Direction: Give the number of lines in this listing that contain the word "Prepare", and nothing else.

Dataset rows:
-- Start --
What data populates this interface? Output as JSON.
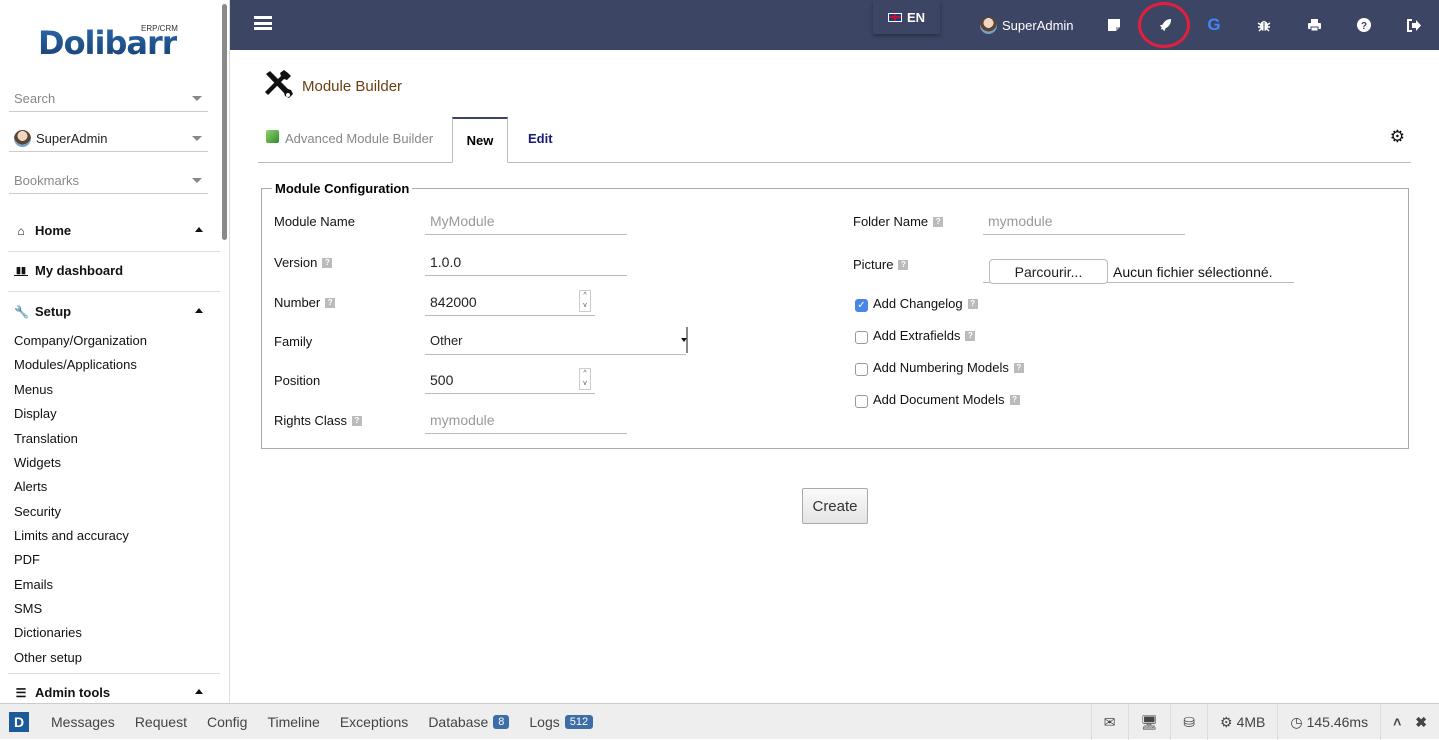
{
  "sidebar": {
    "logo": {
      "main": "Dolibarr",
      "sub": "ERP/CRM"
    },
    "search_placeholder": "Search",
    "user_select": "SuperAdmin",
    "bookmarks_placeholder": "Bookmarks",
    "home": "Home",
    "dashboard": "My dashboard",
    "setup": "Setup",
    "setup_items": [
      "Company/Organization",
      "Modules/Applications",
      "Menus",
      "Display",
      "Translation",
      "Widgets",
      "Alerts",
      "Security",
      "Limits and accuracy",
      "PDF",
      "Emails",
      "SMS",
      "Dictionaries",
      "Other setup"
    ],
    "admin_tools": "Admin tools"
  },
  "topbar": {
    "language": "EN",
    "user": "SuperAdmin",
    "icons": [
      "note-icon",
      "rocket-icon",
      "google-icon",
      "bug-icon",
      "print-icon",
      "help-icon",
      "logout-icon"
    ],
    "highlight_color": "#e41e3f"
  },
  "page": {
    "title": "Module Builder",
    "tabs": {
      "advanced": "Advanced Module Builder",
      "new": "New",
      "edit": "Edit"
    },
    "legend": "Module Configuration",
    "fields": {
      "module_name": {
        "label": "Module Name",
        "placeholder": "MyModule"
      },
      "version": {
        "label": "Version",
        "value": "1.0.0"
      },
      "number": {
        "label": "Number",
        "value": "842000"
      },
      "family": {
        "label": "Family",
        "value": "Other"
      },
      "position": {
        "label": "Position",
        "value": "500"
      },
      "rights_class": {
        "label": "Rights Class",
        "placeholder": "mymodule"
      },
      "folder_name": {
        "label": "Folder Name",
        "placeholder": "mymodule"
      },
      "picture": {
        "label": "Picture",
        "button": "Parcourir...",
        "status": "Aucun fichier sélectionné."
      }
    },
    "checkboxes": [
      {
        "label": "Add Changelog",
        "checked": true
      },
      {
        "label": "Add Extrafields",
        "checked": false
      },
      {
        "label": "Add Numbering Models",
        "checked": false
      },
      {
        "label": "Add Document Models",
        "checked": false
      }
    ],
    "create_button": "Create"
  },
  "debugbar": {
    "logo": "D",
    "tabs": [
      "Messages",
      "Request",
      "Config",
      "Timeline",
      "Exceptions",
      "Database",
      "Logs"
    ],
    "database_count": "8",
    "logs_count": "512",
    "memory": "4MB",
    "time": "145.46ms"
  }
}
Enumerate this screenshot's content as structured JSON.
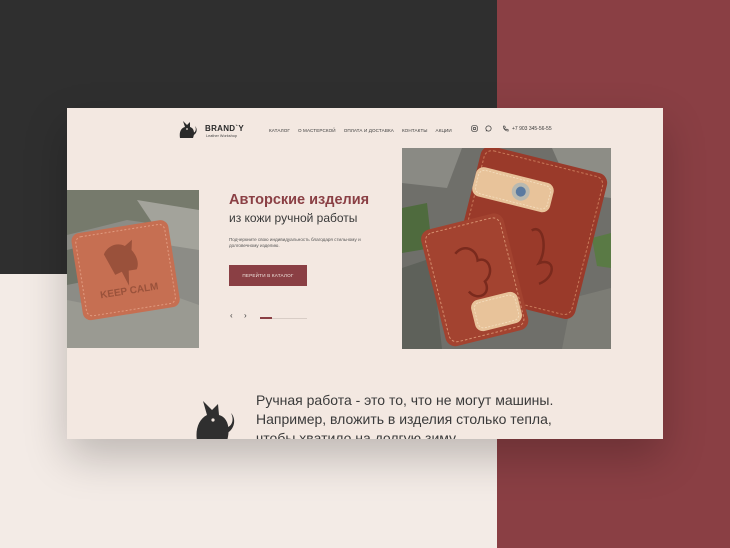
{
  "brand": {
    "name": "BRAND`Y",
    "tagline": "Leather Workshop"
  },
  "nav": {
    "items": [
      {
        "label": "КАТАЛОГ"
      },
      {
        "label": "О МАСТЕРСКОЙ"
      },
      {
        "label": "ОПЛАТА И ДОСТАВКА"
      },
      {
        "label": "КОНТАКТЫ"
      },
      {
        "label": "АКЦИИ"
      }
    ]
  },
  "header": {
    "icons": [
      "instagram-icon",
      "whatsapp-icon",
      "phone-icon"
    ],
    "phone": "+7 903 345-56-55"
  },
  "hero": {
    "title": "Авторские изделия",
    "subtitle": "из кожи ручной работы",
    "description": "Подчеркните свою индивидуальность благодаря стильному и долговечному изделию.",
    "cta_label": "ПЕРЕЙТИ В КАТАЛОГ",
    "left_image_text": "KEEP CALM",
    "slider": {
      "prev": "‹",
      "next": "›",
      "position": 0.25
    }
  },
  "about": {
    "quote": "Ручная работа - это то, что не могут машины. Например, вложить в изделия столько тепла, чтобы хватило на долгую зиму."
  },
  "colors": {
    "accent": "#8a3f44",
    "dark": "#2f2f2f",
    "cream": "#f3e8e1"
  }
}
-- End --
-- Start --
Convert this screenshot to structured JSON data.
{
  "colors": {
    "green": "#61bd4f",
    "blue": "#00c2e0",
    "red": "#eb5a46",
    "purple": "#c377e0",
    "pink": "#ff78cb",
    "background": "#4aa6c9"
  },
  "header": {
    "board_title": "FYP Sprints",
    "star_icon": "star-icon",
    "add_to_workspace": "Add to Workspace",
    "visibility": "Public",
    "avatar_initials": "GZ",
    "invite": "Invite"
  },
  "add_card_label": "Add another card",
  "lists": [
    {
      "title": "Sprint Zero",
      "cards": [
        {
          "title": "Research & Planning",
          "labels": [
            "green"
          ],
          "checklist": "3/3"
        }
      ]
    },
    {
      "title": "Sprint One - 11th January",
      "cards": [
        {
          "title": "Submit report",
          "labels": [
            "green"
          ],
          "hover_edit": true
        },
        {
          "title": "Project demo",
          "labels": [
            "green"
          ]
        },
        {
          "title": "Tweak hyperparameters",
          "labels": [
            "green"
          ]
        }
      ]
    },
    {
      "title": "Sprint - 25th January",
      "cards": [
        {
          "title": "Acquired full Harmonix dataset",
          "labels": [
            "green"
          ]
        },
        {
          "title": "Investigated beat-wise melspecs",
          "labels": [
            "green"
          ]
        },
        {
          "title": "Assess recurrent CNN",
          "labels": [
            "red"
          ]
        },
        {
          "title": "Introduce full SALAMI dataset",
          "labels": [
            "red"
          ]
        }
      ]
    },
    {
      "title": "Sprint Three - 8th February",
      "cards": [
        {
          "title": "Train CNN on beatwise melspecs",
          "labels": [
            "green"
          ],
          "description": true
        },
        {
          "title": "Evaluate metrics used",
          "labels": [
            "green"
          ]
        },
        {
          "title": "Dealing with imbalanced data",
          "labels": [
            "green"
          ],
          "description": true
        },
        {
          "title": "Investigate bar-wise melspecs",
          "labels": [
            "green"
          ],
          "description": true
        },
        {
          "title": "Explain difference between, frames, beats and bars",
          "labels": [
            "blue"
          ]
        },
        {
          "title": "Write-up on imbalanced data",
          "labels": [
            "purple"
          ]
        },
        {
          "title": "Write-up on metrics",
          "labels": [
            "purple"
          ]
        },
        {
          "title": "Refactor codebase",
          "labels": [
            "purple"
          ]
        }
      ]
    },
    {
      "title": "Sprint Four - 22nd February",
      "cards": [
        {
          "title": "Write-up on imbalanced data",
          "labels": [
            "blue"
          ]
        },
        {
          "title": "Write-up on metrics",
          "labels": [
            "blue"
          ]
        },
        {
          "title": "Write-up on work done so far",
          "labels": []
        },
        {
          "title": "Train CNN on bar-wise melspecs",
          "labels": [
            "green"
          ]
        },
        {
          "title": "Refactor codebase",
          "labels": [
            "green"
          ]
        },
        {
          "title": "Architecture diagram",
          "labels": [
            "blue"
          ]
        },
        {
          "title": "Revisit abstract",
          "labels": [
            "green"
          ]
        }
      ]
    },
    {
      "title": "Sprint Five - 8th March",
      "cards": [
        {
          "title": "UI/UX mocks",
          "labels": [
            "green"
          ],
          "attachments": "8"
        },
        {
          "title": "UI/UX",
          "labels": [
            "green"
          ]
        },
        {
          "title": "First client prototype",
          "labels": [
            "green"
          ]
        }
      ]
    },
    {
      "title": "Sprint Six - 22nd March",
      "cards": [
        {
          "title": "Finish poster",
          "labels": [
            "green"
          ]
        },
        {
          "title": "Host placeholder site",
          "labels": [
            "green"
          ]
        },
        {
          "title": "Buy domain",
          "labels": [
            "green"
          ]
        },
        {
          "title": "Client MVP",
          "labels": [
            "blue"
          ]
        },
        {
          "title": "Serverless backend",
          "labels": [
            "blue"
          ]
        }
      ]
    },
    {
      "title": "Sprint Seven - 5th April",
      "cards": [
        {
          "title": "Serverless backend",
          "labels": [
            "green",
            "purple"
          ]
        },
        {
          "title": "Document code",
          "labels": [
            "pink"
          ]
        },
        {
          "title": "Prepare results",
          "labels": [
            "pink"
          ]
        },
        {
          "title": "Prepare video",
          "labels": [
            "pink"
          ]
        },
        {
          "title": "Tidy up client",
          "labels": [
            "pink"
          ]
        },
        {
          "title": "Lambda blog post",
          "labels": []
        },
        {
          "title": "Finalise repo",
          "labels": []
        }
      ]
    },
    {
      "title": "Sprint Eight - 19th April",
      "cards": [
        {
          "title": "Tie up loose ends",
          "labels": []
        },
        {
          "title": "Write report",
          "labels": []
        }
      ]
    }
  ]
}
-- End --
Exercise output: 2